=== Task brief ===
Look through the records below and collect all lines that hold the string "true".

Entries with figure data
+++++
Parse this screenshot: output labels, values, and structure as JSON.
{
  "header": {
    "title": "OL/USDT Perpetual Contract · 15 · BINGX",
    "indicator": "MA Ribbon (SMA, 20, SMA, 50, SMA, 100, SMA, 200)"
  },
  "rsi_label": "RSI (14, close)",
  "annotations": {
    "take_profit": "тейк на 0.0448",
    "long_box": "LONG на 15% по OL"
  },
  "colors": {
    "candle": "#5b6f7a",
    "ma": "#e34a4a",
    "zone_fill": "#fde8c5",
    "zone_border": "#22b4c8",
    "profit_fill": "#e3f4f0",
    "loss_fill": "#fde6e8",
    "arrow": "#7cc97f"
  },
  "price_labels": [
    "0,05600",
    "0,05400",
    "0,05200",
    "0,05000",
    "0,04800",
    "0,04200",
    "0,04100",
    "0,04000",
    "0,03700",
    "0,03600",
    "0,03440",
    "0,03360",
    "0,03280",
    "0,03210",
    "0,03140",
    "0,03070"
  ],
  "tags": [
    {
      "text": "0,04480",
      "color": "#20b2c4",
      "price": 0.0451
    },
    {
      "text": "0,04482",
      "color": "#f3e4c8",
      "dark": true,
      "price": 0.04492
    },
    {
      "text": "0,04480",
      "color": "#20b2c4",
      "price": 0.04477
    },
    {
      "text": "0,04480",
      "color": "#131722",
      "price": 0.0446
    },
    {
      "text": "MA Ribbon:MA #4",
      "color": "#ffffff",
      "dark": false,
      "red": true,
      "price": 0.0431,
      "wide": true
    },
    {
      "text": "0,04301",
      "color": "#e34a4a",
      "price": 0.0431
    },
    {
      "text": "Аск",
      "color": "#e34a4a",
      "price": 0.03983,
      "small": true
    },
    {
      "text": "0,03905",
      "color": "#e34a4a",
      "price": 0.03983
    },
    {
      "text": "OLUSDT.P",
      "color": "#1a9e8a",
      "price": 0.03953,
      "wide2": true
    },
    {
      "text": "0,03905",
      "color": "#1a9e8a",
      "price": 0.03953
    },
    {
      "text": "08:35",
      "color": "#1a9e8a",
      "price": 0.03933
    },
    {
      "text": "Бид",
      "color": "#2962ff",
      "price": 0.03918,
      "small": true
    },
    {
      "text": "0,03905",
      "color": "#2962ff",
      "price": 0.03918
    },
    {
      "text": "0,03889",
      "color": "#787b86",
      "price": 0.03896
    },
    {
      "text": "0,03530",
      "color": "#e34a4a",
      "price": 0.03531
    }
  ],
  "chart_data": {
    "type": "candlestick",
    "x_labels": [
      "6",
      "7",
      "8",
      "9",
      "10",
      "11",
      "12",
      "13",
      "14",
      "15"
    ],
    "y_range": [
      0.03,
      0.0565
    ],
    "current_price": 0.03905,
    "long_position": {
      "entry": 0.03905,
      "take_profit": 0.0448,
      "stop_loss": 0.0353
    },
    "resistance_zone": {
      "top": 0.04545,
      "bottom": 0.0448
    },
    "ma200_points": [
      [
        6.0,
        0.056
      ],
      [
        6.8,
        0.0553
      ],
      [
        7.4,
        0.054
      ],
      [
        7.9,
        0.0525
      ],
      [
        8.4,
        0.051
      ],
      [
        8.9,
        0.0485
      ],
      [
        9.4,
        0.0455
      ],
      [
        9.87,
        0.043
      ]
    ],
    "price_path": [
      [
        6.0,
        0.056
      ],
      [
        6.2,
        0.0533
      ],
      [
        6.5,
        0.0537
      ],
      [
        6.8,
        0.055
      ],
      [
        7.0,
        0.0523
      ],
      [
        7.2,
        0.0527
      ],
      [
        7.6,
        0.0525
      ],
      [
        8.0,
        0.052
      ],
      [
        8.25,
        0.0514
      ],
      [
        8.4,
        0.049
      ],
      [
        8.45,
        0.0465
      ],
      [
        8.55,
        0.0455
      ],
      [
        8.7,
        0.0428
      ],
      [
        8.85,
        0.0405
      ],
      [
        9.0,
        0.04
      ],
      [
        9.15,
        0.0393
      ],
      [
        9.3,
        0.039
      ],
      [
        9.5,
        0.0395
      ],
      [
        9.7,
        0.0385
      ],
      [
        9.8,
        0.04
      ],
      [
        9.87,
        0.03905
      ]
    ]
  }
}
+++++
=== Expected output ===
      "dark": true,
      "red": true,
      "wide": true
      "small": true
      "wide2": true
      "small": true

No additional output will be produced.